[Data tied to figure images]
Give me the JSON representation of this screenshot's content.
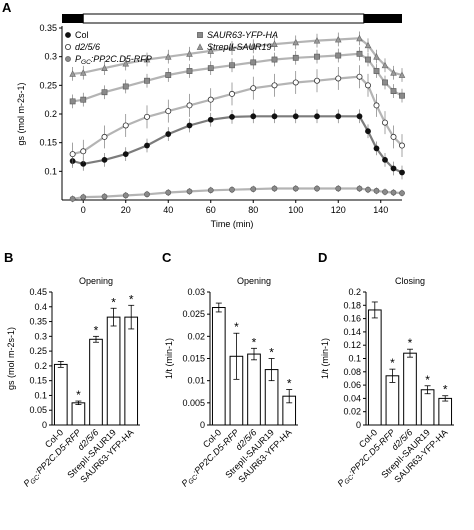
{
  "chart_data": [
    {
      "panel": "A",
      "type": "scatter",
      "xlabel": "Time (min)",
      "ylabel": "gs (mol m-2s-1)",
      "xlim": [
        -10,
        150
      ],
      "ylim": [
        0.05,
        0.35
      ],
      "xticks": [
        0,
        20,
        40,
        60,
        80,
        100,
        120,
        140
      ],
      "yticks": [
        0.1,
        0.15,
        0.2,
        0.25,
        0.3,
        0.35
      ],
      "light_bar": {
        "dark_until": 0,
        "light_until": 132
      },
      "legend": [
        {
          "text": "Col",
          "marker": "filled-circle"
        },
        {
          "text": "d2/5/6",
          "marker": "open-circle"
        },
        {
          "text": "PGC:PP2C.D5-RFP",
          "marker": "gray-circle",
          "sub": "GC",
          "pre": "P",
          "post": ":PP2C.D5-RFP"
        },
        {
          "text": "SAUR63-YFP-HA",
          "marker": "gray-square"
        },
        {
          "text": "StrepII-SAUR19",
          "marker": "gray-triangle"
        }
      ],
      "series": [
        {
          "name": "Col",
          "marker": "filled-circle",
          "x": [
            -5,
            0,
            10,
            20,
            30,
            40,
            50,
            60,
            70,
            80,
            90,
            100,
            110,
            120,
            130,
            134,
            138,
            142,
            146,
            150
          ],
          "y": [
            0.118,
            0.113,
            0.12,
            0.13,
            0.145,
            0.165,
            0.18,
            0.19,
            0.195,
            0.196,
            0.196,
            0.196,
            0.196,
            0.196,
            0.196,
            0.17,
            0.14,
            0.12,
            0.105,
            0.098
          ],
          "err": 0.012
        },
        {
          "name": "d2/5/6",
          "marker": "open-circle",
          "x": [
            -5,
            0,
            10,
            20,
            30,
            40,
            50,
            60,
            70,
            80,
            90,
            100,
            110,
            120,
            130,
            134,
            138,
            142,
            146,
            150
          ],
          "y": [
            0.13,
            0.135,
            0.16,
            0.18,
            0.195,
            0.205,
            0.215,
            0.225,
            0.235,
            0.245,
            0.25,
            0.255,
            0.258,
            0.262,
            0.265,
            0.25,
            0.215,
            0.185,
            0.16,
            0.145
          ],
          "err": 0.02
        },
        {
          "name": "PGC:PP2C.D5-RFP",
          "marker": "gray-circle",
          "x": [
            -5,
            0,
            10,
            20,
            30,
            40,
            50,
            60,
            70,
            80,
            90,
            100,
            110,
            120,
            130,
            134,
            138,
            142,
            146,
            150
          ],
          "y": [
            0.052,
            0.055,
            0.056,
            0.058,
            0.06,
            0.063,
            0.065,
            0.067,
            0.068,
            0.069,
            0.07,
            0.07,
            0.07,
            0.07,
            0.07,
            0.068,
            0.066,
            0.064,
            0.063,
            0.062
          ],
          "err": 0.006
        },
        {
          "name": "SAUR63-YFP-HA",
          "marker": "gray-square",
          "x": [
            -5,
            0,
            10,
            20,
            30,
            40,
            50,
            60,
            70,
            80,
            90,
            100,
            110,
            120,
            130,
            134,
            138,
            142,
            146,
            150
          ],
          "y": [
            0.222,
            0.225,
            0.238,
            0.248,
            0.258,
            0.268,
            0.275,
            0.28,
            0.285,
            0.29,
            0.295,
            0.298,
            0.3,
            0.302,
            0.305,
            0.295,
            0.275,
            0.255,
            0.24,
            0.232
          ],
          "err": 0.012
        },
        {
          "name": "StrepII-SAUR19",
          "marker": "gray-triangle",
          "x": [
            -5,
            0,
            10,
            20,
            30,
            40,
            50,
            60,
            70,
            80,
            90,
            100,
            110,
            120,
            130,
            134,
            138,
            142,
            146,
            150
          ],
          "y": [
            0.27,
            0.272,
            0.28,
            0.288,
            0.295,
            0.3,
            0.305,
            0.31,
            0.315,
            0.318,
            0.322,
            0.325,
            0.328,
            0.33,
            0.332,
            0.32,
            0.3,
            0.285,
            0.272,
            0.268
          ],
          "err": 0.012
        }
      ]
    },
    {
      "panel": "B",
      "type": "bar",
      "title": "Opening",
      "ylabel": "gs (mol m-2s-1)",
      "ylim": [
        0,
        0.45
      ],
      "yticks": [
        0,
        0.05,
        0.1,
        0.15,
        0.2,
        0.25,
        0.3,
        0.35,
        0.4,
        0.45
      ],
      "categories": [
        "Col-0",
        "PGC:PP2C.D5-RFP",
        "d2/5/6",
        "StrepII-SAUR19",
        "SAUR63-YFP-HA"
      ],
      "values": [
        0.205,
        0.075,
        0.29,
        0.365,
        0.365
      ],
      "errors": [
        0.01,
        0.006,
        0.01,
        0.03,
        0.04
      ],
      "significant": [
        false,
        true,
        true,
        true,
        true
      ]
    },
    {
      "panel": "C",
      "type": "bar",
      "title": "Opening",
      "ylabel": "1/t (min-1)",
      "ylim": [
        0,
        0.03
      ],
      "yticks": [
        0,
        0.005,
        0.01,
        0.015,
        0.02,
        0.025,
        0.03
      ],
      "categories": [
        "Col-0",
        "PGC:PP2C.D5-RFP",
        "d2/5/6",
        "StrepII-SAUR19",
        "SAUR63-YFP-HA"
      ],
      "values": [
        0.0265,
        0.0155,
        0.016,
        0.0125,
        0.0065
      ],
      "errors": [
        0.001,
        0.0052,
        0.0013,
        0.0025,
        0.0015
      ],
      "significant": [
        false,
        true,
        true,
        true,
        true
      ]
    },
    {
      "panel": "D",
      "type": "bar",
      "title": "Closing",
      "ylabel": "1/t (min-1)",
      "ylim": [
        0,
        0.2
      ],
      "yticks": [
        0,
        0.02,
        0.04,
        0.06,
        0.08,
        0.1,
        0.12,
        0.14,
        0.16,
        0.18,
        0.2
      ],
      "categories": [
        "Col-0",
        "PGC:PP2C.D5-RFP",
        "d2/5/6",
        "StrepII-SAUR19",
        "SAUR63-YFP-HA"
      ],
      "values": [
        0.173,
        0.074,
        0.108,
        0.053,
        0.04
      ],
      "errors": [
        0.012,
        0.01,
        0.006,
        0.006,
        0.004
      ],
      "significant": [
        false,
        true,
        true,
        true,
        true
      ]
    }
  ]
}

Directions: Write out again every line above exactly as given; the pictures do not belong in the copy.

Exercise answer:
Give me the JSON representation of this screenshot's content.
{
  "chart_data": [
    {
      "panel": "A",
      "type": "scatter",
      "xlabel": "Time (min)",
      "ylabel": "gs (mol m-2s-1)",
      "xlim": [
        -10,
        150
      ],
      "ylim": [
        0.05,
        0.35
      ],
      "xticks": [
        0,
        20,
        40,
        60,
        80,
        100,
        120,
        140
      ],
      "yticks": [
        0.1,
        0.15,
        0.2,
        0.25,
        0.3,
        0.35
      ],
      "light_bar": {
        "dark_until": 0,
        "light_until": 132
      },
      "legend": [
        {
          "text": "Col",
          "marker": "filled-circle"
        },
        {
          "text": "d2/5/6",
          "marker": "open-circle"
        },
        {
          "text": "PGC:PP2C.D5-RFP",
          "marker": "gray-circle",
          "sub": "GC",
          "pre": "P",
          "post": ":PP2C.D5-RFP"
        },
        {
          "text": "SAUR63-YFP-HA",
          "marker": "gray-square"
        },
        {
          "text": "StrepII-SAUR19",
          "marker": "gray-triangle"
        }
      ],
      "series": [
        {
          "name": "Col",
          "marker": "filled-circle",
          "x": [
            -5,
            0,
            10,
            20,
            30,
            40,
            50,
            60,
            70,
            80,
            90,
            100,
            110,
            120,
            130,
            134,
            138,
            142,
            146,
            150
          ],
          "y": [
            0.118,
            0.113,
            0.12,
            0.13,
            0.145,
            0.165,
            0.18,
            0.19,
            0.195,
            0.196,
            0.196,
            0.196,
            0.196,
            0.196,
            0.196,
            0.17,
            0.14,
            0.12,
            0.105,
            0.098
          ],
          "err": 0.012
        },
        {
          "name": "d2/5/6",
          "marker": "open-circle",
          "x": [
            -5,
            0,
            10,
            20,
            30,
            40,
            50,
            60,
            70,
            80,
            90,
            100,
            110,
            120,
            130,
            134,
            138,
            142,
            146,
            150
          ],
          "y": [
            0.13,
            0.135,
            0.16,
            0.18,
            0.195,
            0.205,
            0.215,
            0.225,
            0.235,
            0.245,
            0.25,
            0.255,
            0.258,
            0.262,
            0.265,
            0.25,
            0.215,
            0.185,
            0.16,
            0.145
          ],
          "err": 0.02
        },
        {
          "name": "PGC:PP2C.D5-RFP",
          "marker": "gray-circle",
          "x": [
            -5,
            0,
            10,
            20,
            30,
            40,
            50,
            60,
            70,
            80,
            90,
            100,
            110,
            120,
            130,
            134,
            138,
            142,
            146,
            150
          ],
          "y": [
            0.052,
            0.055,
            0.056,
            0.058,
            0.06,
            0.063,
            0.065,
            0.067,
            0.068,
            0.069,
            0.07,
            0.07,
            0.07,
            0.07,
            0.07,
            0.068,
            0.066,
            0.064,
            0.063,
            0.062
          ],
          "err": 0.006
        },
        {
          "name": "SAUR63-YFP-HA",
          "marker": "gray-square",
          "x": [
            -5,
            0,
            10,
            20,
            30,
            40,
            50,
            60,
            70,
            80,
            90,
            100,
            110,
            120,
            130,
            134,
            138,
            142,
            146,
            150
          ],
          "y": [
            0.222,
            0.225,
            0.238,
            0.248,
            0.258,
            0.268,
            0.275,
            0.28,
            0.285,
            0.29,
            0.295,
            0.298,
            0.3,
            0.302,
            0.305,
            0.295,
            0.275,
            0.255,
            0.24,
            0.232
          ],
          "err": 0.012
        },
        {
          "name": "StrepII-SAUR19",
          "marker": "gray-triangle",
          "x": [
            -5,
            0,
            10,
            20,
            30,
            40,
            50,
            60,
            70,
            80,
            90,
            100,
            110,
            120,
            130,
            134,
            138,
            142,
            146,
            150
          ],
          "y": [
            0.27,
            0.272,
            0.28,
            0.288,
            0.295,
            0.3,
            0.305,
            0.31,
            0.315,
            0.318,
            0.322,
            0.325,
            0.328,
            0.33,
            0.332,
            0.32,
            0.3,
            0.285,
            0.272,
            0.268
          ],
          "err": 0.012
        }
      ]
    },
    {
      "panel": "B",
      "type": "bar",
      "title": "Opening",
      "ylabel": "gs (mol m-2s-1)",
      "ylim": [
        0,
        0.45
      ],
      "yticks": [
        0,
        0.05,
        0.1,
        0.15,
        0.2,
        0.25,
        0.3,
        0.35,
        0.4,
        0.45
      ],
      "categories": [
        "Col-0",
        "PGC:PP2C.D5-RFP",
        "d2/5/6",
        "StrepII-SAUR19",
        "SAUR63-YFP-HA"
      ],
      "values": [
        0.205,
        0.075,
        0.29,
        0.365,
        0.365
      ],
      "errors": [
        0.01,
        0.006,
        0.01,
        0.03,
        0.04
      ],
      "significant": [
        false,
        true,
        true,
        true,
        true
      ]
    },
    {
      "panel": "C",
      "type": "bar",
      "title": "Opening",
      "ylabel": "1/t (min-1)",
      "ylim": [
        0,
        0.03
      ],
      "yticks": [
        0,
        0.005,
        0.01,
        0.015,
        0.02,
        0.025,
        0.03
      ],
      "categories": [
        "Col-0",
        "PGC:PP2C.D5-RFP",
        "d2/5/6",
        "StrepII-SAUR19",
        "SAUR63-YFP-HA"
      ],
      "values": [
        0.0265,
        0.0155,
        0.016,
        0.0125,
        0.0065
      ],
      "errors": [
        0.001,
        0.0052,
        0.0013,
        0.0025,
        0.0015
      ],
      "significant": [
        false,
        true,
        true,
        true,
        true
      ]
    },
    {
      "panel": "D",
      "type": "bar",
      "title": "Closing",
      "ylabel": "1/t (min-1)",
      "ylim": [
        0,
        0.2
      ],
      "yticks": [
        0,
        0.02,
        0.04,
        0.06,
        0.08,
        0.1,
        0.12,
        0.14,
        0.16,
        0.18,
        0.2
      ],
      "categories": [
        "Col-0",
        "PGC:PP2C.D5-RFP",
        "d2/5/6",
        "StrepII-SAUR19",
        "SAUR63-YFP-HA"
      ],
      "values": [
        0.173,
        0.074,
        0.108,
        0.053,
        0.04
      ],
      "errors": [
        0.012,
        0.01,
        0.006,
        0.006,
        0.004
      ],
      "significant": [
        false,
        true,
        true,
        true,
        true
      ]
    }
  ]
}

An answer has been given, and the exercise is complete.